Instructions to follow:
Find every line of the listing below where "sobre" appears, and copy it.

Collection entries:

■ ■ ■ ■ ■

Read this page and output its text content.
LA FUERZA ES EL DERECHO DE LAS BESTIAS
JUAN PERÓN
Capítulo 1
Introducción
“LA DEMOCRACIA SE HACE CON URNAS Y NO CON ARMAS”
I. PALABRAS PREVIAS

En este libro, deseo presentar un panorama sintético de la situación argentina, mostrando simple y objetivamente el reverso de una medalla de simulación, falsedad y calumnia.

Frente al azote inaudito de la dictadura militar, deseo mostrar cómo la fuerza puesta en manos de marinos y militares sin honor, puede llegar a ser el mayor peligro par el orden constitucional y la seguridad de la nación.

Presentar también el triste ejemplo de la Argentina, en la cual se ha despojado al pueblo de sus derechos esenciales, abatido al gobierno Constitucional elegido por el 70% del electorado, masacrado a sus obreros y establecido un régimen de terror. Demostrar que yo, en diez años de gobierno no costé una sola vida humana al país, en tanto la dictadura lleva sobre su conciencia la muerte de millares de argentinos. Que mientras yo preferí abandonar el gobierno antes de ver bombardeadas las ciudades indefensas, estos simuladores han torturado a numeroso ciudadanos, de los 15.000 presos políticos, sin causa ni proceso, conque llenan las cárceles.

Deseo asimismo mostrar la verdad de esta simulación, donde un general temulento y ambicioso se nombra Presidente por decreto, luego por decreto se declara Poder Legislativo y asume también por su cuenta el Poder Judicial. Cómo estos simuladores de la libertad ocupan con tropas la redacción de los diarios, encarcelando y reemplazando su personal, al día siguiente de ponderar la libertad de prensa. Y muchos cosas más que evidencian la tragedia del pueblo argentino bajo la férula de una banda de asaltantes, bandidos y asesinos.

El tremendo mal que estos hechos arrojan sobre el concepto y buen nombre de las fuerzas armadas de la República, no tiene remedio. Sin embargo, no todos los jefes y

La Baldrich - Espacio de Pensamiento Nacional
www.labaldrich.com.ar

■ ■ ■ ■ ■

Task output:
Presentar también el triste ejemplo de la Argentina, en la cual se ha despojado al pueblo de sus derechos esenciales, abatido al gobierno Constitucional elegido por el 70% del electorado, masacrado a sus obreros y establecido un régimen de terror. Demostrar que yo, en diez años de gobierno no costé una sola vida humana al país, en tanto la dictadura lleva sobre su conciencia la muerte de millares de argentinos. Que mientras yo preferí abandonar el gobierno antes de ver bombardeadas las ciudades indefensas, estos simuladores han torturado a numeroso ciudadanos, de los 15.000 presos políticos, sin causa ni proceso, conque llenan las cárceles.
El tremendo mal que estos hechos arrojan sobre el concepto y buen nombre de las fuerzas armadas de la República, no tiene remedio. Sin embargo, no todos los jefes y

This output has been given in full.